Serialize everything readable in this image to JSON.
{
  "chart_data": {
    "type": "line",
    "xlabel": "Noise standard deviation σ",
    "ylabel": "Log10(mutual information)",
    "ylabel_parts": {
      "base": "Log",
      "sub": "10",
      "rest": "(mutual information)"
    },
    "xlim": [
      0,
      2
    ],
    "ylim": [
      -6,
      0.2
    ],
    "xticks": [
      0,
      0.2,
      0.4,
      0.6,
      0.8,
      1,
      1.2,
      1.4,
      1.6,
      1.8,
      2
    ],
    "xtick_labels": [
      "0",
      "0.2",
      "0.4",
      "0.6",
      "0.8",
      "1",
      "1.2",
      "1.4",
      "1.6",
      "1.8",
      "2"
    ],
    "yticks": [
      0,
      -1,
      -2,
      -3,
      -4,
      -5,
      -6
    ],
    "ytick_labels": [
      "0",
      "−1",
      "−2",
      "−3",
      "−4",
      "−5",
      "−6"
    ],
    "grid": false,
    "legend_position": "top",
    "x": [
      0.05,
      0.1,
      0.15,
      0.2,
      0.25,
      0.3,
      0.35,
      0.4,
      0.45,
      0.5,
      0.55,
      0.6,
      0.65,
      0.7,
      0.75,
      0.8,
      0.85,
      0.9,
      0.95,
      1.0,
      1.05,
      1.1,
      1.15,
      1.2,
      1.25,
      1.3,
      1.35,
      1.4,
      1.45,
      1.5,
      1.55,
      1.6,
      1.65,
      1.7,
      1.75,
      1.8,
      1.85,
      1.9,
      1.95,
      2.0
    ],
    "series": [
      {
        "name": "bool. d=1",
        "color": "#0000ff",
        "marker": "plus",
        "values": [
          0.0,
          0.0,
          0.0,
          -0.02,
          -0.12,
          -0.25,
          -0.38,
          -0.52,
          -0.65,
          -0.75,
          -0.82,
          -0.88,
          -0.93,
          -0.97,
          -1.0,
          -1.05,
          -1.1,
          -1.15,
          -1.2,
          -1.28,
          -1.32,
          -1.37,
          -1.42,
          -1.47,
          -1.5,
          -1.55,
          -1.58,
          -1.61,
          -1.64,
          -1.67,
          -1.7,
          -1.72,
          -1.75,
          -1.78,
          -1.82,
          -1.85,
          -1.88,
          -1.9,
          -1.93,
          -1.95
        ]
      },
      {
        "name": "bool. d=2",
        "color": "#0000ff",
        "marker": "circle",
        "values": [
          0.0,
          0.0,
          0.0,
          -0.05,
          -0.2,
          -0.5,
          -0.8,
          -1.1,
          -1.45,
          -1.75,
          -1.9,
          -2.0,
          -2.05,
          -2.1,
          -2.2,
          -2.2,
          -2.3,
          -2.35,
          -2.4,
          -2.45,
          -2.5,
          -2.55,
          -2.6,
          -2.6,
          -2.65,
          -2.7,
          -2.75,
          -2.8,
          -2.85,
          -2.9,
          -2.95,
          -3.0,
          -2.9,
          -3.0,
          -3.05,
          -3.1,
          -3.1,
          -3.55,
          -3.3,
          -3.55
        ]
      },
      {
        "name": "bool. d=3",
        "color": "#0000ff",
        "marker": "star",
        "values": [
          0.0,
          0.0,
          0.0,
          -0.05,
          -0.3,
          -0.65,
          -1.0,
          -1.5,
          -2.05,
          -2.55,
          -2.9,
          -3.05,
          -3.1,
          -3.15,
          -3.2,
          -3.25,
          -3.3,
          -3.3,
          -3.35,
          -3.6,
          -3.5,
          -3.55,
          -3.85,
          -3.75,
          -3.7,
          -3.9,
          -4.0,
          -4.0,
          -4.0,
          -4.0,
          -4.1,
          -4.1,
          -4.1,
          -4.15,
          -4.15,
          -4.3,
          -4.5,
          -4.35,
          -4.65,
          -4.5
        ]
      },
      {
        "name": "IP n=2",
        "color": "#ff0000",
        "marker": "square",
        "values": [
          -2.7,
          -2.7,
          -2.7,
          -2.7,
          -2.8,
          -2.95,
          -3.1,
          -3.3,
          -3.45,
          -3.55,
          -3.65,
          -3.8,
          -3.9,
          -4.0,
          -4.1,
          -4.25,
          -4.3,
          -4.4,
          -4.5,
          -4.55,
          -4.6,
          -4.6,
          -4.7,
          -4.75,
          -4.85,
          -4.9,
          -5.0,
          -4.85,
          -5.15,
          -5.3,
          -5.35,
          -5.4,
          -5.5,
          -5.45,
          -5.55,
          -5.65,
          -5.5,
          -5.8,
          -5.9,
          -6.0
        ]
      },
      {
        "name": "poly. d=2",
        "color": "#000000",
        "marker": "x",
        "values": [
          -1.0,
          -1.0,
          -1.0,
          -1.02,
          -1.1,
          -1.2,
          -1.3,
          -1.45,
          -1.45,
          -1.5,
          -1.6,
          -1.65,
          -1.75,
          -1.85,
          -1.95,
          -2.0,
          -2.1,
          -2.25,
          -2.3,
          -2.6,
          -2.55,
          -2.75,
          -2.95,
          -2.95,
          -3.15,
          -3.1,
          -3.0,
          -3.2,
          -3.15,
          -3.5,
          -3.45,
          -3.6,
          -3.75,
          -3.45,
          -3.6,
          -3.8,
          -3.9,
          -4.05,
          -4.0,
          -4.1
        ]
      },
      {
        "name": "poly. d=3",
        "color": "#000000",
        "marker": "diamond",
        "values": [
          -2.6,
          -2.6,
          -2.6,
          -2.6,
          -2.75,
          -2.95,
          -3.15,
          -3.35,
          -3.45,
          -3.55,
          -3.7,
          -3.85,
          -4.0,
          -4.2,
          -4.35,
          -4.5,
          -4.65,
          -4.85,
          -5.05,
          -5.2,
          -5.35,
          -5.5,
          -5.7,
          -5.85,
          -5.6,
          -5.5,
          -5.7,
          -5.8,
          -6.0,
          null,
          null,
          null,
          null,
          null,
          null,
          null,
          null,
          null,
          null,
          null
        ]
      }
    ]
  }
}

BRIEF: Print every record exactly as it was given.

RESULT BELOW:
Serialize everything readable in this image to JSON.
{
  "chart_data": {
    "type": "line",
    "xlabel": "Noise standard deviation σ",
    "ylabel": "Log10(mutual information)",
    "ylabel_parts": {
      "base": "Log",
      "sub": "10",
      "rest": "(mutual information)"
    },
    "xlim": [
      0,
      2
    ],
    "ylim": [
      -6,
      0.2
    ],
    "xticks": [
      0,
      0.2,
      0.4,
      0.6,
      0.8,
      1,
      1.2,
      1.4,
      1.6,
      1.8,
      2
    ],
    "xtick_labels": [
      "0",
      "0.2",
      "0.4",
      "0.6",
      "0.8",
      "1",
      "1.2",
      "1.4",
      "1.6",
      "1.8",
      "2"
    ],
    "yticks": [
      0,
      -1,
      -2,
      -3,
      -4,
      -5,
      -6
    ],
    "ytick_labels": [
      "0",
      "−1",
      "−2",
      "−3",
      "−4",
      "−5",
      "−6"
    ],
    "grid": false,
    "legend_position": "top",
    "x": [
      0.05,
      0.1,
      0.15,
      0.2,
      0.25,
      0.3,
      0.35,
      0.4,
      0.45,
      0.5,
      0.55,
      0.6,
      0.65,
      0.7,
      0.75,
      0.8,
      0.85,
      0.9,
      0.95,
      1.0,
      1.05,
      1.1,
      1.15,
      1.2,
      1.25,
      1.3,
      1.35,
      1.4,
      1.45,
      1.5,
      1.55,
      1.6,
      1.65,
      1.7,
      1.75,
      1.8,
      1.85,
      1.9,
      1.95,
      2.0
    ],
    "series": [
      {
        "name": "bool. d=1",
        "color": "#0000ff",
        "marker": "plus",
        "values": [
          0.0,
          0.0,
          0.0,
          -0.02,
          -0.12,
          -0.25,
          -0.38,
          -0.52,
          -0.65,
          -0.75,
          -0.82,
          -0.88,
          -0.93,
          -0.97,
          -1.0,
          -1.05,
          -1.1,
          -1.15,
          -1.2,
          -1.28,
          -1.32,
          -1.37,
          -1.42,
          -1.47,
          -1.5,
          -1.55,
          -1.58,
          -1.61,
          -1.64,
          -1.67,
          -1.7,
          -1.72,
          -1.75,
          -1.78,
          -1.82,
          -1.85,
          -1.88,
          -1.9,
          -1.93,
          -1.95
        ]
      },
      {
        "name": "bool. d=2",
        "color": "#0000ff",
        "marker": "circle",
        "values": [
          0.0,
          0.0,
          0.0,
          -0.05,
          -0.2,
          -0.5,
          -0.8,
          -1.1,
          -1.45,
          -1.75,
          -1.9,
          -2.0,
          -2.05,
          -2.1,
          -2.2,
          -2.2,
          -2.3,
          -2.35,
          -2.4,
          -2.45,
          -2.5,
          -2.55,
          -2.6,
          -2.6,
          -2.65,
          -2.7,
          -2.75,
          -2.8,
          -2.85,
          -2.9,
          -2.95,
          -3.0,
          -2.9,
          -3.0,
          -3.05,
          -3.1,
          -3.1,
          -3.55,
          -3.3,
          -3.55
        ]
      },
      {
        "name": "bool. d=3",
        "color": "#0000ff",
        "marker": "star",
        "values": [
          0.0,
          0.0,
          0.0,
          -0.05,
          -0.3,
          -0.65,
          -1.0,
          -1.5,
          -2.05,
          -2.55,
          -2.9,
          -3.05,
          -3.1,
          -3.15,
          -3.2,
          -3.25,
          -3.3,
          -3.3,
          -3.35,
          -3.6,
          -3.5,
          -3.55,
          -3.85,
          -3.75,
          -3.7,
          -3.9,
          -4.0,
          -4.0,
          -4.0,
          -4.0,
          -4.1,
          -4.1,
          -4.1,
          -4.15,
          -4.15,
          -4.3,
          -4.5,
          -4.35,
          -4.65,
          -4.5
        ]
      },
      {
        "name": "IP n=2",
        "color": "#ff0000",
        "marker": "square",
        "values": [
          -2.7,
          -2.7,
          -2.7,
          -2.7,
          -2.8,
          -2.95,
          -3.1,
          -3.3,
          -3.45,
          -3.55,
          -3.65,
          -3.8,
          -3.9,
          -4.0,
          -4.1,
          -4.25,
          -4.3,
          -4.4,
          -4.5,
          -4.55,
          -4.6,
          -4.6,
          -4.7,
          -4.75,
          -4.85,
          -4.9,
          -5.0,
          -4.85,
          -5.15,
          -5.3,
          -5.35,
          -5.4,
          -5.5,
          -5.45,
          -5.55,
          -5.65,
          -5.5,
          -5.8,
          -5.9,
          -6.0
        ]
      },
      {
        "name": "poly. d=2",
        "color": "#000000",
        "marker": "x",
        "values": [
          -1.0,
          -1.0,
          -1.0,
          -1.02,
          -1.1,
          -1.2,
          -1.3,
          -1.45,
          -1.45,
          -1.5,
          -1.6,
          -1.65,
          -1.75,
          -1.85,
          -1.95,
          -2.0,
          -2.1,
          -2.25,
          -2.3,
          -2.6,
          -2.55,
          -2.75,
          -2.95,
          -2.95,
          -3.15,
          -3.1,
          -3.0,
          -3.2,
          -3.15,
          -3.5,
          -3.45,
          -3.6,
          -3.75,
          -3.45,
          -3.6,
          -3.8,
          -3.9,
          -4.05,
          -4.0,
          -4.1
        ]
      },
      {
        "name": "poly. d=3",
        "color": "#000000",
        "marker": "diamond",
        "values": [
          -2.6,
          -2.6,
          -2.6,
          -2.6,
          -2.75,
          -2.95,
          -3.15,
          -3.35,
          -3.45,
          -3.55,
          -3.7,
          -3.85,
          -4.0,
          -4.2,
          -4.35,
          -4.5,
          -4.65,
          -4.85,
          -5.05,
          -5.2,
          -5.35,
          -5.5,
          -5.7,
          -5.85,
          -5.6,
          -5.5,
          -5.7,
          -5.8,
          -6.0,
          null,
          null,
          null,
          null,
          null,
          null,
          null,
          null,
          null,
          null,
          null
        ]
      }
    ]
  }
}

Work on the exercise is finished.